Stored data
● ● ● ● ●

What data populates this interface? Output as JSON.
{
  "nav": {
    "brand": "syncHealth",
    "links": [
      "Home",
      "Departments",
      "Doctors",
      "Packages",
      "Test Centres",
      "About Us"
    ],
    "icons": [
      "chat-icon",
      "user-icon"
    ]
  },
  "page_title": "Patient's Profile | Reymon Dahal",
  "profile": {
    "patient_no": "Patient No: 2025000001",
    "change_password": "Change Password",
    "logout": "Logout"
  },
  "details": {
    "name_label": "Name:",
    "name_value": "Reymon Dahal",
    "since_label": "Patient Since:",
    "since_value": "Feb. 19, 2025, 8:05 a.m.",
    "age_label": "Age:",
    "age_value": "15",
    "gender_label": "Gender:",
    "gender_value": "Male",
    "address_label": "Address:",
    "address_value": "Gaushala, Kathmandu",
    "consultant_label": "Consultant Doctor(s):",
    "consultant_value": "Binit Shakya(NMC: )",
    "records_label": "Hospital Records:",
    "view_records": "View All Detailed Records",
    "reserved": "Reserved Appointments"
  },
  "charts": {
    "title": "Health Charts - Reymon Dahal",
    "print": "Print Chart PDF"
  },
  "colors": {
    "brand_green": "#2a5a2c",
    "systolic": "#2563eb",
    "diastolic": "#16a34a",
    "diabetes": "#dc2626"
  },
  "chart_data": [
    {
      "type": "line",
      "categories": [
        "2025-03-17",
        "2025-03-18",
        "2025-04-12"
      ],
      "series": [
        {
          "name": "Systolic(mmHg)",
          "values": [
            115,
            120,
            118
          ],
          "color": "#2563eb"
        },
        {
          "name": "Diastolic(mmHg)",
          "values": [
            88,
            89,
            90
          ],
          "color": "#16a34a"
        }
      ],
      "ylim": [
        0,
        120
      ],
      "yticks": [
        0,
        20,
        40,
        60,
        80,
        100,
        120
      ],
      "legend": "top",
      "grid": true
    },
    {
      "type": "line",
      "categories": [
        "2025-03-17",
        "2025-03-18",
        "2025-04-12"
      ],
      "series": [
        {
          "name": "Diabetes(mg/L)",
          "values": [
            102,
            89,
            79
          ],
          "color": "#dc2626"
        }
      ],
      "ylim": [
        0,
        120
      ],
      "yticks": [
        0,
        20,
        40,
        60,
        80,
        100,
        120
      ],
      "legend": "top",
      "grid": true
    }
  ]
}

● ● ● ● ●

OBJECTIVE:
Your task is to repeat each line of the material exactly.

FINISHED TASK:
What data populates this interface? Output as JSON.
{
  "nav": {
    "brand": "syncHealth",
    "links": [
      "Home",
      "Departments",
      "Doctors",
      "Packages",
      "Test Centres",
      "About Us"
    ],
    "icons": [
      "chat-icon",
      "user-icon"
    ]
  },
  "page_title": "Patient's Profile | Reymon Dahal",
  "profile": {
    "patient_no": "Patient No: 2025000001",
    "change_password": "Change Password",
    "logout": "Logout"
  },
  "details": {
    "name_label": "Name:",
    "name_value": "Reymon Dahal",
    "since_label": "Patient Since:",
    "since_value": "Feb. 19, 2025, 8:05 a.m.",
    "age_label": "Age:",
    "age_value": "15",
    "gender_label": "Gender:",
    "gender_value": "Male",
    "address_label": "Address:",
    "address_value": "Gaushala, Kathmandu",
    "consultant_label": "Consultant Doctor(s):",
    "consultant_value": "Binit Shakya(NMC: )",
    "records_label": "Hospital Records:",
    "view_records": "View All Detailed Records",
    "reserved": "Reserved Appointments"
  },
  "charts": {
    "title": "Health Charts - Reymon Dahal",
    "print": "Print Chart PDF"
  },
  "colors": {
    "brand_green": "#2a5a2c",
    "systolic": "#2563eb",
    "diastolic": "#16a34a",
    "diabetes": "#dc2626"
  },
  "chart_data": [
    {
      "type": "line",
      "categories": [
        "2025-03-17",
        "2025-03-18",
        "2025-04-12"
      ],
      "series": [
        {
          "name": "Systolic(mmHg)",
          "values": [
            115,
            120,
            118
          ],
          "color": "#2563eb"
        },
        {
          "name": "Diastolic(mmHg)",
          "values": [
            88,
            89,
            90
          ],
          "color": "#16a34a"
        }
      ],
      "ylim": [
        0,
        120
      ],
      "yticks": [
        0,
        20,
        40,
        60,
        80,
        100,
        120
      ],
      "legend": "top",
      "grid": true
    },
    {
      "type": "line",
      "categories": [
        "2025-03-17",
        "2025-03-18",
        "2025-04-12"
      ],
      "series": [
        {
          "name": "Diabetes(mg/L)",
          "values": [
            102,
            89,
            79
          ],
          "color": "#dc2626"
        }
      ],
      "ylim": [
        0,
        120
      ],
      "yticks": [
        0,
        20,
        40,
        60,
        80,
        100,
        120
      ],
      "legend": "top",
      "grid": true
    }
  ]
}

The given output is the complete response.